Exercise directions:
Write out all the material exactly. Leave nothing out.

---- Records provided

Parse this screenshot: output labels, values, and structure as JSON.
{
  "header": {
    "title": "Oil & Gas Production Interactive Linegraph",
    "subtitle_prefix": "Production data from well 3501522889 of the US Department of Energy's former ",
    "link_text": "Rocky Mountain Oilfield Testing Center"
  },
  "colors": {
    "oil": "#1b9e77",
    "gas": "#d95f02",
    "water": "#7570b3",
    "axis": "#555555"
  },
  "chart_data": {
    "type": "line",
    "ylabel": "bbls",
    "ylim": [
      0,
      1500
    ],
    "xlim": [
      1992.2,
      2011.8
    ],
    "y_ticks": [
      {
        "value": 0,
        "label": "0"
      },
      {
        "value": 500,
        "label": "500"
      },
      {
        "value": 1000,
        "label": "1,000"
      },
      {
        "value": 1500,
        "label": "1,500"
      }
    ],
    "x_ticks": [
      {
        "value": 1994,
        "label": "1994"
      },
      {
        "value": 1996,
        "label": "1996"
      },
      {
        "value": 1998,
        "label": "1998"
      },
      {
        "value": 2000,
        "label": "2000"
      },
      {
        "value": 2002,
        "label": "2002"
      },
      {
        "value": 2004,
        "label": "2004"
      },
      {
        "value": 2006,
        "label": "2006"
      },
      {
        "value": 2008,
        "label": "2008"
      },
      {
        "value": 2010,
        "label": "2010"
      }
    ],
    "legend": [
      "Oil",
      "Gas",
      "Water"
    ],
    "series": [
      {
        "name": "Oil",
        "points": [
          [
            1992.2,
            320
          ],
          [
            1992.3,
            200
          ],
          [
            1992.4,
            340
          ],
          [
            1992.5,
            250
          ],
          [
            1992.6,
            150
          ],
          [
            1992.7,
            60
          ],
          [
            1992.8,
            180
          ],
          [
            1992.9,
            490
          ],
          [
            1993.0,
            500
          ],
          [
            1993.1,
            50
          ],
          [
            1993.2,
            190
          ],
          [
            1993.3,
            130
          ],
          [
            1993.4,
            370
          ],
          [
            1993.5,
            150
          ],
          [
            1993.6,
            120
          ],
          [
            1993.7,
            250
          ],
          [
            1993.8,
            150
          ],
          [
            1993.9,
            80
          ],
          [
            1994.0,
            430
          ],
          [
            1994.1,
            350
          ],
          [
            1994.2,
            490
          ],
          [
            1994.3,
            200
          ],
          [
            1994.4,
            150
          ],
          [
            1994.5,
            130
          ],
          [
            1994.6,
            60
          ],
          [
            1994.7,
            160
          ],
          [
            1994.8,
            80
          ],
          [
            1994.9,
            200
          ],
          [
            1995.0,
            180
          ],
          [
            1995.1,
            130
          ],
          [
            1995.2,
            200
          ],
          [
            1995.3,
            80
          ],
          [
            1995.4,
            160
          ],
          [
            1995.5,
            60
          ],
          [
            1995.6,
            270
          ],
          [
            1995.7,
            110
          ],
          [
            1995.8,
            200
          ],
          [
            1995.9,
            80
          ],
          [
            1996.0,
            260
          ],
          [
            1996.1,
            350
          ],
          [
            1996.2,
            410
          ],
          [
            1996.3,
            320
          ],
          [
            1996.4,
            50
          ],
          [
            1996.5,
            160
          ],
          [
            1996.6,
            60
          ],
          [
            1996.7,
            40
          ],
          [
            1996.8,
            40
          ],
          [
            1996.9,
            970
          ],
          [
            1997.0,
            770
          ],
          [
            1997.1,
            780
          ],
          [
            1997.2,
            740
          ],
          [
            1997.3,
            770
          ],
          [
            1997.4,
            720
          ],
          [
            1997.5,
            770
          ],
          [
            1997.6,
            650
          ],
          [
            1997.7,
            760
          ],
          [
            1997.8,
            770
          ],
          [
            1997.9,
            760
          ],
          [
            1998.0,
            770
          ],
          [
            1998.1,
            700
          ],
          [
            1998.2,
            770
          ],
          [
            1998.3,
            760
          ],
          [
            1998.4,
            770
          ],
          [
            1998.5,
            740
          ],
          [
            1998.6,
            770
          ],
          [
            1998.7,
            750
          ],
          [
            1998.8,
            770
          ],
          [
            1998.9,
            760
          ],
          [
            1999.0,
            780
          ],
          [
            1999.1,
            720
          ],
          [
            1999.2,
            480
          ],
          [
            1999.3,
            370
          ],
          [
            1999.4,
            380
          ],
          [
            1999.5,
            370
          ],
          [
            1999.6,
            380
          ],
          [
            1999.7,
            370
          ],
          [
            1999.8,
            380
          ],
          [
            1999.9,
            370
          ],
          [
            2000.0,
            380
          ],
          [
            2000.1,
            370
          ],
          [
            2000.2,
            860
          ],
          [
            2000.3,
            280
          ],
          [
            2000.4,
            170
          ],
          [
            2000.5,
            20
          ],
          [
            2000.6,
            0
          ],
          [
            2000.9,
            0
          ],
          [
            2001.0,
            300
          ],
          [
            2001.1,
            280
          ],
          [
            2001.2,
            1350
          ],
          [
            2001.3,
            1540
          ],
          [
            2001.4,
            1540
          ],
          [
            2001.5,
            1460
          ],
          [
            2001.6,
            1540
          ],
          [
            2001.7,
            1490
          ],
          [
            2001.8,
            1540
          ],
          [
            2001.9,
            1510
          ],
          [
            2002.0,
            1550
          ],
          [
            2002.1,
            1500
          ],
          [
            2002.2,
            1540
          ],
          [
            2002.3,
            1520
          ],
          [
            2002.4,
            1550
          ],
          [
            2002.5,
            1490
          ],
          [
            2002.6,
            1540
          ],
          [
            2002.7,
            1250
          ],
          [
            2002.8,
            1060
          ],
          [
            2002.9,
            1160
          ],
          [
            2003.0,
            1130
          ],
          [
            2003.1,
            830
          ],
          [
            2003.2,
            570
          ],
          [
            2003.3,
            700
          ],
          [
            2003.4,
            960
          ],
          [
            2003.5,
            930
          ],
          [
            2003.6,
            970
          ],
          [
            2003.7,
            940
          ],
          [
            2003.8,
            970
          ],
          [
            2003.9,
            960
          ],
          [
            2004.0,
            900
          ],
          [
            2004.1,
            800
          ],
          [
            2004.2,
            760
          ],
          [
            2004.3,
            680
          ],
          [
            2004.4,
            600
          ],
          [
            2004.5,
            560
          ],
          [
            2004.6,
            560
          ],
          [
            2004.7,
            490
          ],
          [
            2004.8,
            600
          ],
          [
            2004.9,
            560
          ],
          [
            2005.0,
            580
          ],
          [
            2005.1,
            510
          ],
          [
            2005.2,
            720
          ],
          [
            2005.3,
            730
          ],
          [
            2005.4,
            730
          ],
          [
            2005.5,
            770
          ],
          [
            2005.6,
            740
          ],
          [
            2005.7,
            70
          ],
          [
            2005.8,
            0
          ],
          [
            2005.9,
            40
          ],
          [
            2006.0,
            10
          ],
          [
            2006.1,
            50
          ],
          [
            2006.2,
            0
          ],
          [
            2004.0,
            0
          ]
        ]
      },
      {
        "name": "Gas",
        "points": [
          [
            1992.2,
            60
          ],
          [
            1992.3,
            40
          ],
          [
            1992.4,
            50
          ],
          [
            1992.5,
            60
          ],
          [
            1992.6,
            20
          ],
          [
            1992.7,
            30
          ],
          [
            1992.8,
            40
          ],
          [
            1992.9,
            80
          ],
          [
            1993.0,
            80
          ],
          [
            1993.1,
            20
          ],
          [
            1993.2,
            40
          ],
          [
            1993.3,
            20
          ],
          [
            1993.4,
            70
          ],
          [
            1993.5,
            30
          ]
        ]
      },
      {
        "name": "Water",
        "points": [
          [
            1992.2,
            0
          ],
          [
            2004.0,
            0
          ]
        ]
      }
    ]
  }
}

--------

Solution for this problem:
Parse this screenshot: output labels, values, and structure as JSON.
{
  "header": {
    "title": "Oil & Gas Production Interactive Linegraph",
    "subtitle_prefix": "Production data from well 3501522889 of the US Department of Energy's former ",
    "link_text": "Rocky Mountain Oilfield Testing Center"
  },
  "colors": {
    "oil": "#1b9e77",
    "gas": "#d95f02",
    "water": "#7570b3",
    "axis": "#555555"
  },
  "chart_data": {
    "type": "line",
    "ylabel": "bbls",
    "ylim": [
      0,
      1500
    ],
    "xlim": [
      1992.2,
      2011.8
    ],
    "y_ticks": [
      {
        "value": 0,
        "label": "0"
      },
      {
        "value": 500,
        "label": "500"
      },
      {
        "value": 1000,
        "label": "1,000"
      },
      {
        "value": 1500,
        "label": "1,500"
      }
    ],
    "x_ticks": [
      {
        "value": 1994,
        "label": "1994"
      },
      {
        "value": 1996,
        "label": "1996"
      },
      {
        "value": 1998,
        "label": "1998"
      },
      {
        "value": 2000,
        "label": "2000"
      },
      {
        "value": 2002,
        "label": "2002"
      },
      {
        "value": 2004,
        "label": "2004"
      },
      {
        "value": 2006,
        "label": "2006"
      },
      {
        "value": 2008,
        "label": "2008"
      },
      {
        "value": 2010,
        "label": "2010"
      }
    ],
    "legend": [
      "Oil",
      "Gas",
      "Water"
    ],
    "series": [
      {
        "name": "Oil",
        "points": [
          [
            1992.2,
            320
          ],
          [
            1992.3,
            200
          ],
          [
            1992.4,
            340
          ],
          [
            1992.5,
            250
          ],
          [
            1992.6,
            150
          ],
          [
            1992.7,
            60
          ],
          [
            1992.8,
            180
          ],
          [
            1992.9,
            490
          ],
          [
            1993.0,
            500
          ],
          [
            1993.1,
            50
          ],
          [
            1993.2,
            190
          ],
          [
            1993.3,
            130
          ],
          [
            1993.4,
            370
          ],
          [
            1993.5,
            150
          ],
          [
            1993.6,
            120
          ],
          [
            1993.7,
            250
          ],
          [
            1993.8,
            150
          ],
          [
            1993.9,
            80
          ],
          [
            1994.0,
            430
          ],
          [
            1994.1,
            350
          ],
          [
            1994.2,
            490
          ],
          [
            1994.3,
            200
          ],
          [
            1994.4,
            150
          ],
          [
            1994.5,
            130
          ],
          [
            1994.6,
            60
          ],
          [
            1994.7,
            160
          ],
          [
            1994.8,
            80
          ],
          [
            1994.9,
            200
          ],
          [
            1995.0,
            180
          ],
          [
            1995.1,
            130
          ],
          [
            1995.2,
            200
          ],
          [
            1995.3,
            80
          ],
          [
            1995.4,
            160
          ],
          [
            1995.5,
            60
          ],
          [
            1995.6,
            270
          ],
          [
            1995.7,
            110
          ],
          [
            1995.8,
            200
          ],
          [
            1995.9,
            80
          ],
          [
            1996.0,
            260
          ],
          [
            1996.1,
            350
          ],
          [
            1996.2,
            410
          ],
          [
            1996.3,
            320
          ],
          [
            1996.4,
            50
          ],
          [
            1996.5,
            160
          ],
          [
            1996.6,
            60
          ],
          [
            1996.7,
            40
          ],
          [
            1996.8,
            40
          ],
          [
            1996.9,
            970
          ],
          [
            1997.0,
            770
          ],
          [
            1997.1,
            780
          ],
          [
            1997.2,
            740
          ],
          [
            1997.3,
            770
          ],
          [
            1997.4,
            720
          ],
          [
            1997.5,
            770
          ],
          [
            1997.6,
            650
          ],
          [
            1997.7,
            760
          ],
          [
            1997.8,
            770
          ],
          [
            1997.9,
            760
          ],
          [
            1998.0,
            770
          ],
          [
            1998.1,
            700
          ],
          [
            1998.2,
            770
          ],
          [
            1998.3,
            760
          ],
          [
            1998.4,
            770
          ],
          [
            1998.5,
            740
          ],
          [
            1998.6,
            770
          ],
          [
            1998.7,
            750
          ],
          [
            1998.8,
            770
          ],
          [
            1998.9,
            760
          ],
          [
            1999.0,
            780
          ],
          [
            1999.1,
            720
          ],
          [
            1999.2,
            480
          ],
          [
            1999.3,
            370
          ],
          [
            1999.4,
            380
          ],
          [
            1999.5,
            370
          ],
          [
            1999.6,
            380
          ],
          [
            1999.7,
            370
          ],
          [
            1999.8,
            380
          ],
          [
            1999.9,
            370
          ],
          [
            2000.0,
            380
          ],
          [
            2000.1,
            370
          ],
          [
            2000.2,
            860
          ],
          [
            2000.3,
            280
          ],
          [
            2000.4,
            170
          ],
          [
            2000.5,
            20
          ],
          [
            2000.6,
            0
          ],
          [
            2000.9,
            0
          ],
          [
            2001.0,
            300
          ],
          [
            2001.1,
            280
          ],
          [
            2001.2,
            1350
          ],
          [
            2001.3,
            1540
          ],
          [
            2001.4,
            1540
          ],
          [
            2001.5,
            1460
          ],
          [
            2001.6,
            1540
          ],
          [
            2001.7,
            1490
          ],
          [
            2001.8,
            1540
          ],
          [
            2001.9,
            1510
          ],
          [
            2002.0,
            1550
          ],
          [
            2002.1,
            1500
          ],
          [
            2002.2,
            1540
          ],
          [
            2002.3,
            1520
          ],
          [
            2002.4,
            1550
          ],
          [
            2002.5,
            1490
          ],
          [
            2002.6,
            1540
          ],
          [
            2002.7,
            1250
          ],
          [
            2002.8,
            1060
          ],
          [
            2002.9,
            1160
          ],
          [
            2003.0,
            1130
          ],
          [
            2003.1,
            830
          ],
          [
            2003.2,
            570
          ],
          [
            2003.3,
            700
          ],
          [
            2003.4,
            960
          ],
          [
            2003.5,
            930
          ],
          [
            2003.6,
            970
          ],
          [
            2003.7,
            940
          ],
          [
            2003.8,
            970
          ],
          [
            2003.9,
            960
          ],
          [
            2004.0,
            900
          ],
          [
            2004.1,
            800
          ],
          [
            2004.2,
            760
          ],
          [
            2004.3,
            680
          ],
          [
            2004.4,
            600
          ],
          [
            2004.5,
            560
          ],
          [
            2004.6,
            560
          ],
          [
            2004.7,
            490
          ],
          [
            2004.8,
            600
          ],
          [
            2004.9,
            560
          ],
          [
            2005.0,
            580
          ],
          [
            2005.1,
            510
          ],
          [
            2005.2,
            720
          ],
          [
            2005.3,
            730
          ],
          [
            2005.4,
            730
          ],
          [
            2005.5,
            770
          ],
          [
            2005.6,
            740
          ],
          [
            2005.7,
            70
          ],
          [
            2005.8,
            0
          ],
          [
            2005.9,
            40
          ],
          [
            2006.0,
            10
          ],
          [
            2006.1,
            50
          ],
          [
            2006.2,
            0
          ],
          [
            2004.0,
            0
          ]
        ]
      },
      {
        "name": "Gas",
        "points": [
          [
            1992.2,
            60
          ],
          [
            1992.3,
            40
          ],
          [
            1992.4,
            50
          ],
          [
            1992.5,
            60
          ],
          [
            1992.6,
            20
          ],
          [
            1992.7,
            30
          ],
          [
            1992.8,
            40
          ],
          [
            1992.9,
            80
          ],
          [
            1993.0,
            80
          ],
          [
            1993.1,
            20
          ],
          [
            1993.2,
            40
          ],
          [
            1993.3,
            20
          ],
          [
            1993.4,
            70
          ],
          [
            1993.5,
            30
          ]
        ]
      },
      {
        "name": "Water",
        "points": [
          [
            1992.2,
            0
          ],
          [
            2004.0,
            0
          ]
        ]
      }
    ]
  }
}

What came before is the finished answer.